Your goal: Copy out every line from the one containing "code-cell: N: [141, 306, 196, 321]" down to the one containing "model-cell: TK-0N◆-C 1: [196, 168, 278, 183]", both included, with nothing changed.

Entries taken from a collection
= = =
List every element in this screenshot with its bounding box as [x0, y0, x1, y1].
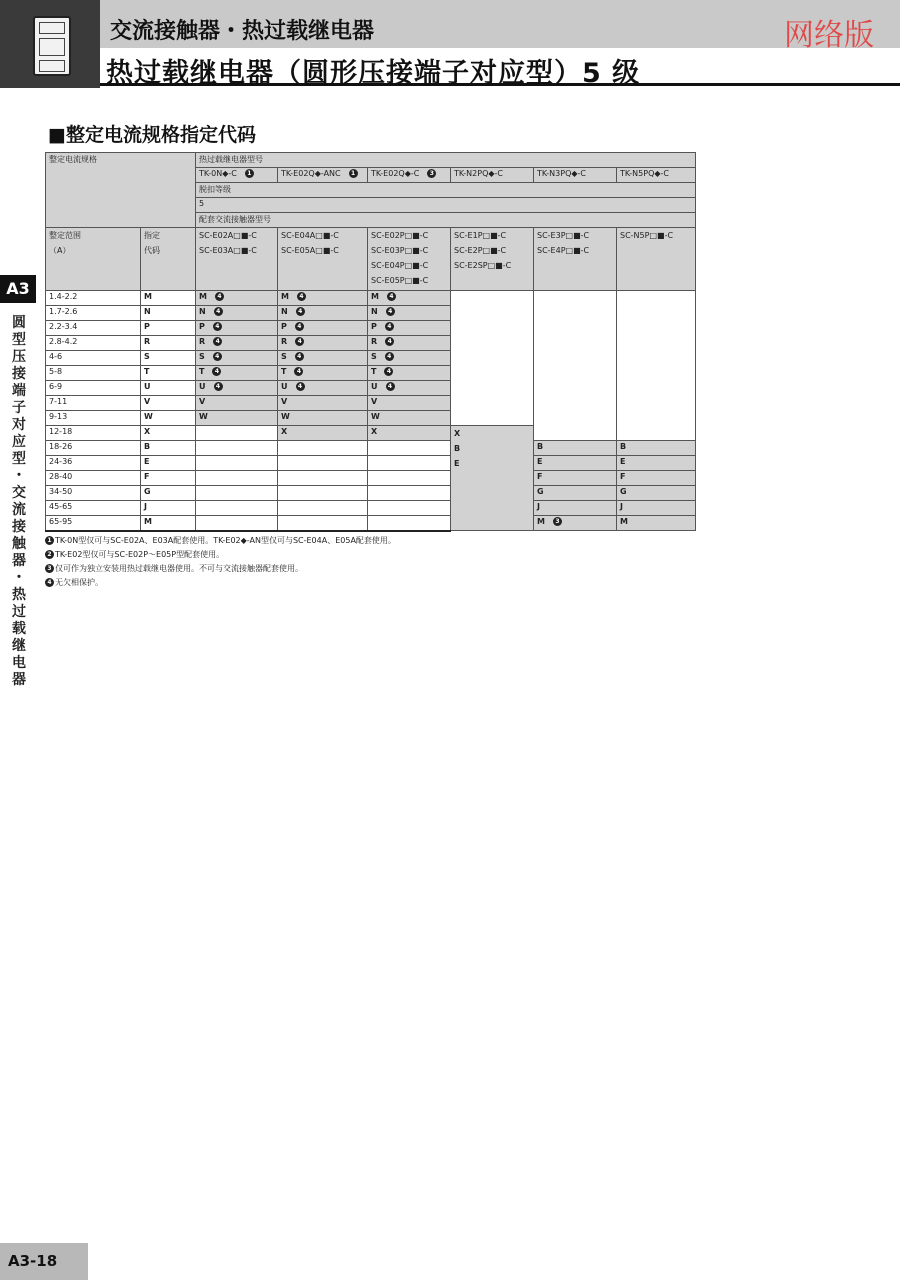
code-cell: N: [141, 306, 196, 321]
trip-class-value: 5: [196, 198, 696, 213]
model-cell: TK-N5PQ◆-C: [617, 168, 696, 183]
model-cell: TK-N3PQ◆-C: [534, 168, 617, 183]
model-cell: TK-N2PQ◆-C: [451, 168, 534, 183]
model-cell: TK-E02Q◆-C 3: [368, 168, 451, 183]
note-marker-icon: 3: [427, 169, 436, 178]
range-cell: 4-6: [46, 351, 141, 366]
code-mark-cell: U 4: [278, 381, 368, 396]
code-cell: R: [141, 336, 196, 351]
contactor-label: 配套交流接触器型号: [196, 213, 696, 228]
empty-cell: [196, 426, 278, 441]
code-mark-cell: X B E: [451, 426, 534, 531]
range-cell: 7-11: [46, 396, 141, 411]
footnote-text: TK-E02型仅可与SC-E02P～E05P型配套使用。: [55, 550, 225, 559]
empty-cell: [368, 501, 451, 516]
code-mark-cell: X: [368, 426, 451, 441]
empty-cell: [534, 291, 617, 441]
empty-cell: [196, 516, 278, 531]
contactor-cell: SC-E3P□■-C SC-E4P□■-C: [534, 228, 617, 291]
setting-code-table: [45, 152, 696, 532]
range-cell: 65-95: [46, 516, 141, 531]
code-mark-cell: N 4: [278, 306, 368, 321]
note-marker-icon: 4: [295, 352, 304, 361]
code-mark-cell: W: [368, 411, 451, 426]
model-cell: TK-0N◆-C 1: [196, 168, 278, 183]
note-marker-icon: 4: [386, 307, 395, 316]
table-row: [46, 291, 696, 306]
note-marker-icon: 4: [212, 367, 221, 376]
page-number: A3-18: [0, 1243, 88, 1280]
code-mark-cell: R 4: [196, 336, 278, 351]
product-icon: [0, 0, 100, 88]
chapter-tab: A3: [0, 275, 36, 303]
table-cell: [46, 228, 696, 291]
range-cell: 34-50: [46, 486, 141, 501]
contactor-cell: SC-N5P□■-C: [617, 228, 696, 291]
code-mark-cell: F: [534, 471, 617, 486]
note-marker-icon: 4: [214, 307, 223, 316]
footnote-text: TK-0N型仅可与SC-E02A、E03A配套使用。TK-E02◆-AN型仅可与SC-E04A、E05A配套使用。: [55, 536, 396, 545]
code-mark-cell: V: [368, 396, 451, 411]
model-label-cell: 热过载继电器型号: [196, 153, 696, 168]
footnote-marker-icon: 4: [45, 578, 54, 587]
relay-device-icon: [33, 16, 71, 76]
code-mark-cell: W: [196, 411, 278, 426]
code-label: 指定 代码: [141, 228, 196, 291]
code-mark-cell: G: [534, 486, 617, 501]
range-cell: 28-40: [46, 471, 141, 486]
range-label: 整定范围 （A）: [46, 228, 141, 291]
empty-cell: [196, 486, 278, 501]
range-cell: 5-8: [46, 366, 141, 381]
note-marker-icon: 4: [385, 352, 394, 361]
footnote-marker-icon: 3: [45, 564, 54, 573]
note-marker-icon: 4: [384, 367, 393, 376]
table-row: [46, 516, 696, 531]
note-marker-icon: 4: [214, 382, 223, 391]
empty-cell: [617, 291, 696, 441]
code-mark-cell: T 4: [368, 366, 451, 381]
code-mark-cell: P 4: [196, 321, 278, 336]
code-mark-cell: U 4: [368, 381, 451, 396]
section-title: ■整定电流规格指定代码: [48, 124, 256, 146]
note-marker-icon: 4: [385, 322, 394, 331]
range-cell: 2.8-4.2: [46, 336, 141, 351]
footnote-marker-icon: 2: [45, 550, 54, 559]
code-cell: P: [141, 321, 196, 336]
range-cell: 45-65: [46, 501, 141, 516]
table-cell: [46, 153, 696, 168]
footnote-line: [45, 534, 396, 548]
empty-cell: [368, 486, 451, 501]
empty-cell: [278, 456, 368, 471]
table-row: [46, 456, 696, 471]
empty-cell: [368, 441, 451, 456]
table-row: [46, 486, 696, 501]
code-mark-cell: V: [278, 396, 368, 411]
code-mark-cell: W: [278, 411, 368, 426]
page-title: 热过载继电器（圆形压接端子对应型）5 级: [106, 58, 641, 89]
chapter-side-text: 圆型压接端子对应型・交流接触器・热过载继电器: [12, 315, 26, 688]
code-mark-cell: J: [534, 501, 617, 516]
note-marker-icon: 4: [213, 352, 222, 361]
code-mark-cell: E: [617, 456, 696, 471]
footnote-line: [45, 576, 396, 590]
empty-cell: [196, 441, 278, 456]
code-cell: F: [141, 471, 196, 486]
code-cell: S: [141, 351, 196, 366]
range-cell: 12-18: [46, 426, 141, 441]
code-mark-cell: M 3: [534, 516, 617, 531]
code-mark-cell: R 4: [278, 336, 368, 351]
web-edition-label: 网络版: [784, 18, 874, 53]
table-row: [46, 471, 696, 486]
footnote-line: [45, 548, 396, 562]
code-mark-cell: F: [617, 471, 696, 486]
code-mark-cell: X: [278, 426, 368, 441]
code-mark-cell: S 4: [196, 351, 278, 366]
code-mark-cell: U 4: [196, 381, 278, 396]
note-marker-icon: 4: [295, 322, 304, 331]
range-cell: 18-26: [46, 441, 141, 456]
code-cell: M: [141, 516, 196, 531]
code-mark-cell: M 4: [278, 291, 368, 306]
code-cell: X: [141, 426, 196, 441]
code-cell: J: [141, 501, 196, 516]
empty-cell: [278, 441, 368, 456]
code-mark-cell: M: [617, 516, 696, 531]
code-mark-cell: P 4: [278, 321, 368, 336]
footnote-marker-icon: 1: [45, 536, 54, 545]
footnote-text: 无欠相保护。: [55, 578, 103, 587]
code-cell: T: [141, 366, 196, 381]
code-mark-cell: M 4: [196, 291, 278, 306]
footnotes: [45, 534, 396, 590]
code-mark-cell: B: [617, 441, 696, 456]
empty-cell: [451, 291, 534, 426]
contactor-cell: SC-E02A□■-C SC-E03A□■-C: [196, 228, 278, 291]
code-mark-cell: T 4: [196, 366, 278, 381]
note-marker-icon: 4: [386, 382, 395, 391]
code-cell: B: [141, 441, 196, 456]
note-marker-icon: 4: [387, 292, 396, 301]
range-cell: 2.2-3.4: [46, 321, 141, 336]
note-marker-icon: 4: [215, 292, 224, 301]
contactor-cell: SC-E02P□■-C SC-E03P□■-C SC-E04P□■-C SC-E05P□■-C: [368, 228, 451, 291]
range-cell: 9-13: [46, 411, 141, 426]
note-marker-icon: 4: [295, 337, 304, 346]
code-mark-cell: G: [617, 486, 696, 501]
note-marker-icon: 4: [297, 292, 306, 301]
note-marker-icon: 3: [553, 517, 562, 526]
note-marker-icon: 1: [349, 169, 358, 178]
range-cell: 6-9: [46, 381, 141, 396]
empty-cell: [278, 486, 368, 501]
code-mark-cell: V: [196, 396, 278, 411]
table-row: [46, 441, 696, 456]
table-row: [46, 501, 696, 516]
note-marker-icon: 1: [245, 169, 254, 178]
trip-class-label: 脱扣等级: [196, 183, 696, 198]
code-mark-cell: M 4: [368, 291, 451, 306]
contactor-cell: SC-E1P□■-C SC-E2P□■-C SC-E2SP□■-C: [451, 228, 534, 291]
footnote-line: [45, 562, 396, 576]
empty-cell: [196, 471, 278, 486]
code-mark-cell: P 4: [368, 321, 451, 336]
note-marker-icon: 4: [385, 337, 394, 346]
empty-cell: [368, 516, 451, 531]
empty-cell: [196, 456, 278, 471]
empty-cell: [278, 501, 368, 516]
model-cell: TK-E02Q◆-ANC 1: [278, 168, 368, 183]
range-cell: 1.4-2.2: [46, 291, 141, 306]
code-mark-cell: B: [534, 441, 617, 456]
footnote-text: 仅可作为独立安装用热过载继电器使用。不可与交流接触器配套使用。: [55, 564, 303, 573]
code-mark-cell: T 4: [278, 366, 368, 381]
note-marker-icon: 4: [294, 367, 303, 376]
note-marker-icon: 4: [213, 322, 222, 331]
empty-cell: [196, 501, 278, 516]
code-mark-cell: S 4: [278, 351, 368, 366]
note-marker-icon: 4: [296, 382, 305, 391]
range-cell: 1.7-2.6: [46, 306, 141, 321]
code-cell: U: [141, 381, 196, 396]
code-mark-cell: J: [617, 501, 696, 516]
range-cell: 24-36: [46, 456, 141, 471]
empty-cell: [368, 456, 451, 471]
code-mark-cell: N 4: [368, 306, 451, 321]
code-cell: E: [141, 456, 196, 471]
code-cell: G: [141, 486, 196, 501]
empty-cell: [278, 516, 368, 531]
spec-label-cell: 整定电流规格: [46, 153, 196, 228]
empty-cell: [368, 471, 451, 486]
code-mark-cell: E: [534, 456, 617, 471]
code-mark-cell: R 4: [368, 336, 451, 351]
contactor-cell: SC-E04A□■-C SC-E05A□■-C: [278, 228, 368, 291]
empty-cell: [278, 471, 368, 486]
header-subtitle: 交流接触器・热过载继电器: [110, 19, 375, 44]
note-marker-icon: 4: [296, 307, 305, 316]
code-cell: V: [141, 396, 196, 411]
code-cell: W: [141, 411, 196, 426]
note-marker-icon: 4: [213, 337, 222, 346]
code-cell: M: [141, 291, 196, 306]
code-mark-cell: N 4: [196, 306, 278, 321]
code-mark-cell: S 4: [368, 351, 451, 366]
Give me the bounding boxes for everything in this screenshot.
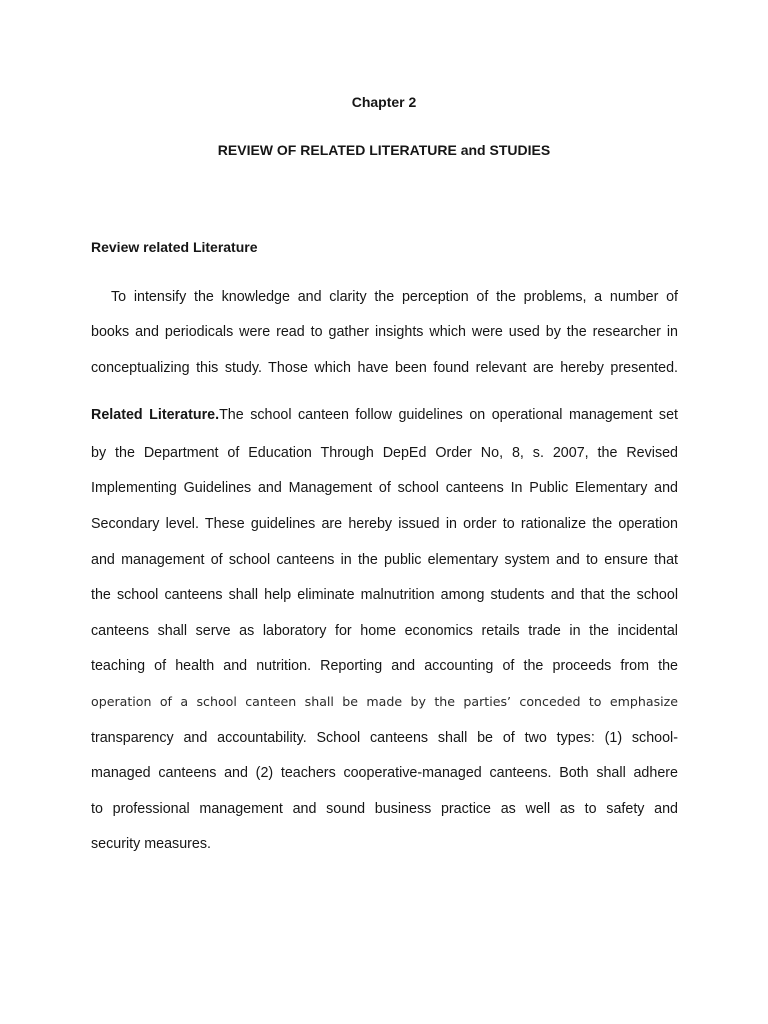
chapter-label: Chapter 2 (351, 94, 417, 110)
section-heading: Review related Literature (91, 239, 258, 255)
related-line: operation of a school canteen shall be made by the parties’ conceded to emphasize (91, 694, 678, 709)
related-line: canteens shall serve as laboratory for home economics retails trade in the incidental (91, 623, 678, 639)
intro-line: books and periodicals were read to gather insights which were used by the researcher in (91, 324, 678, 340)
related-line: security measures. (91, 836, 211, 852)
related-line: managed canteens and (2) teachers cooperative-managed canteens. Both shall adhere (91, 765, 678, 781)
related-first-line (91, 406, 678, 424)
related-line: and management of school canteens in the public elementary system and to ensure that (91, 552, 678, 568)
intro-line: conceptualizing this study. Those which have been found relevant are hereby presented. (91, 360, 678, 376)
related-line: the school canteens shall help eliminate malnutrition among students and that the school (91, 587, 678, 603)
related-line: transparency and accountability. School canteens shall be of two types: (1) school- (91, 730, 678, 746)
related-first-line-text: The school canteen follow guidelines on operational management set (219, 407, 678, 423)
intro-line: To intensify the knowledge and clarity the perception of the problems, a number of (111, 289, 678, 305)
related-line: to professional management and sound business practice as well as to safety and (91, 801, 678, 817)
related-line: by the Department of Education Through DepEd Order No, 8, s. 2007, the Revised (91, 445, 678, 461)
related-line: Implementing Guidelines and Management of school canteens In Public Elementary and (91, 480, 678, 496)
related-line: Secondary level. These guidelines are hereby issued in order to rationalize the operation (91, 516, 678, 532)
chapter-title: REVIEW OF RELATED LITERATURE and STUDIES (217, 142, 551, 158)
= = =
Solution to this task:
code-cell: N: [141, 306, 196, 321]
trip-class-value: 5: [196, 198, 696, 213]
model-cell: TK-N5PQ◆-C: [617, 168, 696, 183]
model-cell: TK-N3PQ◆-C: [534, 168, 617, 183]
model-cell: TK-N2PQ◆-C: [451, 168, 534, 183]
model-cell: TK-E02Q◆-C 3: [368, 168, 451, 183]
note-marker-icon: 3: [427, 169, 436, 178]
range-cell: 4-6: [46, 351, 141, 366]
code-mark-cell: U 4: [278, 381, 368, 396]
code-cell: R: [141, 336, 196, 351]
contactor-label: 配套交流接触器型号: [196, 213, 696, 228]
empty-cell: [196, 426, 278, 441]
code-mark-cell: X B E: [451, 426, 534, 531]
range-cell: 7-11: [46, 396, 141, 411]
footnote-text: TK-E02型仅可与SC-E02P～E05P型配套使用。: [55, 550, 225, 559]
empty-cell: [368, 501, 451, 516]
code-mark-cell: X: [368, 426, 451, 441]
empty-cell: [534, 291, 617, 441]
empty-cell: [196, 516, 278, 531]
contactor-cell: SC-E3P□■-C SC-E4P□■-C: [534, 228, 617, 291]
setting-code-table: [45, 152, 696, 532]
range-cell: 65-95: [46, 516, 141, 531]
code-mark-cell: N 4: [278, 306, 368, 321]
note-marker-icon: 4: [295, 352, 304, 361]
code-mark-cell: W: [368, 411, 451, 426]
model-cell: TK-0N◆-C 1: [196, 168, 278, 183]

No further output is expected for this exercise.